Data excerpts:
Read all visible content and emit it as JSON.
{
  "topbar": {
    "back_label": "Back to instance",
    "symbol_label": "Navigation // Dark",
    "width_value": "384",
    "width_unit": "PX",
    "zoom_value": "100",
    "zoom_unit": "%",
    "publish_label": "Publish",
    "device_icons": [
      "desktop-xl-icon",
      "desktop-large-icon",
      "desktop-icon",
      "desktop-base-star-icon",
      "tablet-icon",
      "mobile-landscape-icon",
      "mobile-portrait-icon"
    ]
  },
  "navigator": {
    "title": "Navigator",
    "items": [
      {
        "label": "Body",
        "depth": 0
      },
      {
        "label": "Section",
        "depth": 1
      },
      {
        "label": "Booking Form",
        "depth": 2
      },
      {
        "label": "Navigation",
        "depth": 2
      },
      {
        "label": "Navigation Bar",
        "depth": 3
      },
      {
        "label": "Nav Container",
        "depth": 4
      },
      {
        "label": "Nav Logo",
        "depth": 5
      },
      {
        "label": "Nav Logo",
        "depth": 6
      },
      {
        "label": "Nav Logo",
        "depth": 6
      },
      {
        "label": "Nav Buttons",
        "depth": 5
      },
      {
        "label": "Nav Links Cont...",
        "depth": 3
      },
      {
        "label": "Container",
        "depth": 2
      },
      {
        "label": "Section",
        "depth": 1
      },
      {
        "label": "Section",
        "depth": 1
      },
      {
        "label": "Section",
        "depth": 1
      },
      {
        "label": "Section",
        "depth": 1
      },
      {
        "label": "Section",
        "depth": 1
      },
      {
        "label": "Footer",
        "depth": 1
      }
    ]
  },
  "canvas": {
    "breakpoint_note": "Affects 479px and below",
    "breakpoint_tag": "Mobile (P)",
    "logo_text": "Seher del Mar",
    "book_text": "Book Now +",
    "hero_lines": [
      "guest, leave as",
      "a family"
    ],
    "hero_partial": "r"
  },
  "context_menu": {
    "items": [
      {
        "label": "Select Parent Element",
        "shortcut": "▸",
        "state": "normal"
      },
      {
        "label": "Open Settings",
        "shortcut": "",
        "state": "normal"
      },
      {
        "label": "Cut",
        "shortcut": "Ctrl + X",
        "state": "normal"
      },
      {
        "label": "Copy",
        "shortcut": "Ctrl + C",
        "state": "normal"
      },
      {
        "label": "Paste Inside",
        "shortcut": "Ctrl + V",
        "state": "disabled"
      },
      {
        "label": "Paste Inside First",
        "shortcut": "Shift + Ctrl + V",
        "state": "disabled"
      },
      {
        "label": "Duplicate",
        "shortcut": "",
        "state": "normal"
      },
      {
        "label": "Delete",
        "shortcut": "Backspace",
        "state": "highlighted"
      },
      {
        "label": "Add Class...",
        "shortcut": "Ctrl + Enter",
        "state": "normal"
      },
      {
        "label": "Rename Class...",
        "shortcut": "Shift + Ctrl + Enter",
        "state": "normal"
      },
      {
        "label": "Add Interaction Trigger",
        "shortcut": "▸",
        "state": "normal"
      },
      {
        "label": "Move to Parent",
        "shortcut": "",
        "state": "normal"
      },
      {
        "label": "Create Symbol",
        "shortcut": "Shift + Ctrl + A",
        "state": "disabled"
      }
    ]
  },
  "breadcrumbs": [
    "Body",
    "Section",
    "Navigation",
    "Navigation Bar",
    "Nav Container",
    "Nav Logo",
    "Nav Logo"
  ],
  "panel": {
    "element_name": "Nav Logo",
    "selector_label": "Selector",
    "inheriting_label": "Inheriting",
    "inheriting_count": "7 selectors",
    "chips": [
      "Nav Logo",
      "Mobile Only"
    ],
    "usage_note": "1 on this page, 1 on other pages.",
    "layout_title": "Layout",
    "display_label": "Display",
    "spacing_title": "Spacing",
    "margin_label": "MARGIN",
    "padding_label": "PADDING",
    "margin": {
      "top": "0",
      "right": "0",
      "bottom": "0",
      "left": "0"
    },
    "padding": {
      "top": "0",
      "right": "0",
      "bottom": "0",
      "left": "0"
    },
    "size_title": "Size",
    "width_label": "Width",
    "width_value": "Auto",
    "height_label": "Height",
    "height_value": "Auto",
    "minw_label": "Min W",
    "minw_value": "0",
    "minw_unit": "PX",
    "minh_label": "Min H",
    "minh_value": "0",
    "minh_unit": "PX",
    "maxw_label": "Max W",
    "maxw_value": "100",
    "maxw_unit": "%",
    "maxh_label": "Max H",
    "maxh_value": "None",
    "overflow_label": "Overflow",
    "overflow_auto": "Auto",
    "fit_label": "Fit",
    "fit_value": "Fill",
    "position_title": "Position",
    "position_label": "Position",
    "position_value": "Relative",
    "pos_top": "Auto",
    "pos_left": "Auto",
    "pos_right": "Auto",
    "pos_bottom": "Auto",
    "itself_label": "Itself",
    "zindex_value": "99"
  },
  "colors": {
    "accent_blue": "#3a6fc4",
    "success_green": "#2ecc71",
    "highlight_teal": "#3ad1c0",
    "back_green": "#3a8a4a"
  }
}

● STATED GOAL
Copy every line of the records word for word.

● WORKED SOLUTION
Read all visible content and emit it as JSON.
{
  "topbar": {
    "back_label": "Back to instance",
    "symbol_label": "Navigation // Dark",
    "width_value": "384",
    "width_unit": "PX",
    "zoom_value": "100",
    "zoom_unit": "%",
    "publish_label": "Publish",
    "device_icons": [
      "desktop-xl-icon",
      "desktop-large-icon",
      "desktop-icon",
      "desktop-base-star-icon",
      "tablet-icon",
      "mobile-landscape-icon",
      "mobile-portrait-icon"
    ]
  },
  "navigator": {
    "title": "Navigator",
    "items": [
      {
        "label": "Body",
        "depth": 0
      },
      {
        "label": "Section",
        "depth": 1
      },
      {
        "label": "Booking Form",
        "depth": 2
      },
      {
        "label": "Navigation",
        "depth": 2
      },
      {
        "label": "Navigation Bar",
        "depth": 3
      },
      {
        "label": "Nav Container",
        "depth": 4
      },
      {
        "label": "Nav Logo",
        "depth": 5
      },
      {
        "label": "Nav Logo",
        "depth": 6
      },
      {
        "label": "Nav Logo",
        "depth": 6
      },
      {
        "label": "Nav Buttons",
        "depth": 5
      },
      {
        "label": "Nav Links Cont...",
        "depth": 3
      },
      {
        "label": "Container",
        "depth": 2
      },
      {
        "label": "Section",
        "depth": 1
      },
      {
        "label": "Section",
        "depth": 1
      },
      {
        "label": "Section",
        "depth": 1
      },
      {
        "label": "Section",
        "depth": 1
      },
      {
        "label": "Section",
        "depth": 1
      },
      {
        "label": "Footer",
        "depth": 1
      }
    ]
  },
  "canvas": {
    "breakpoint_note": "Affects 479px and below",
    "breakpoint_tag": "Mobile (P)",
    "logo_text": "Seher del Mar",
    "book_text": "Book Now +",
    "hero_lines": [
      "guest, leave as",
      "a family"
    ],
    "hero_partial": "r"
  },
  "context_menu": {
    "items": [
      {
        "label": "Select Parent Element",
        "shortcut": "▸",
        "state": "normal"
      },
      {
        "label": "Open Settings",
        "shortcut": "",
        "state": "normal"
      },
      {
        "label": "Cut",
        "shortcut": "Ctrl + X",
        "state": "normal"
      },
      {
        "label": "Copy",
        "shortcut": "Ctrl + C",
        "state": "normal"
      },
      {
        "label": "Paste Inside",
        "shortcut": "Ctrl + V",
        "state": "disabled"
      },
      {
        "label": "Paste Inside First",
        "shortcut": "Shift + Ctrl + V",
        "state": "disabled"
      },
      {
        "label": "Duplicate",
        "shortcut": "",
        "state": "normal"
      },
      {
        "label": "Delete",
        "shortcut": "Backspace",
        "state": "highlighted"
      },
      {
        "label": "Add Class...",
        "shortcut": "Ctrl + Enter",
        "state": "normal"
      },
      {
        "label": "Rename Class...",
        "shortcut": "Shift + Ctrl + Enter",
        "state": "normal"
      },
      {
        "label": "Add Interaction Trigger",
        "shortcut": "▸",
        "state": "normal"
      },
      {
        "label": "Move to Parent",
        "shortcut": "",
        "state": "normal"
      },
      {
        "label": "Create Symbol",
        "shortcut": "Shift + Ctrl + A",
        "state": "disabled"
      }
    ]
  },
  "breadcrumbs": [
    "Body",
    "Section",
    "Navigation",
    "Navigation Bar",
    "Nav Container",
    "Nav Logo",
    "Nav Logo"
  ],
  "panel": {
    "element_name": "Nav Logo",
    "selector_label": "Selector",
    "inheriting_label": "Inheriting",
    "inheriting_count": "7 selectors",
    "chips": [
      "Nav Logo",
      "Mobile Only"
    ],
    "usage_note": "1 on this page, 1 on other pages.",
    "layout_title": "Layout",
    "display_label": "Display",
    "spacing_title": "Spacing",
    "margin_label": "MARGIN",
    "padding_label": "PADDING",
    "margin": {
      "top": "0",
      "right": "0",
      "bottom": "0",
      "left": "0"
    },
    "padding": {
      "top": "0",
      "right": "0",
      "bottom": "0",
      "left": "0"
    },
    "size_title": "Size",
    "width_label": "Width",
    "width_value": "Auto",
    "height_label": "Height",
    "height_value": "Auto",
    "minw_label": "Min W",
    "minw_value": "0",
    "minw_unit": "PX",
    "minh_label": "Min H",
    "minh_value": "0",
    "minh_unit": "PX",
    "maxw_label": "Max W",
    "maxw_value": "100",
    "maxw_unit": "%",
    "maxh_label": "Max H",
    "maxh_value": "None",
    "overflow_label": "Overflow",
    "overflow_auto": "Auto",
    "fit_label": "Fit",
    "fit_value": "Fill",
    "position_title": "Position",
    "position_label": "Position",
    "position_value": "Relative",
    "pos_top": "Auto",
    "pos_left": "Auto",
    "pos_right": "Auto",
    "pos_bottom": "Auto",
    "itself_label": "Itself",
    "zindex_value": "99"
  },
  "colors": {
    "accent_blue": "#3a6fc4",
    "success_green": "#2ecc71",
    "highlight_teal": "#3ad1c0",
    "back_green": "#3a8a4a"
  }
}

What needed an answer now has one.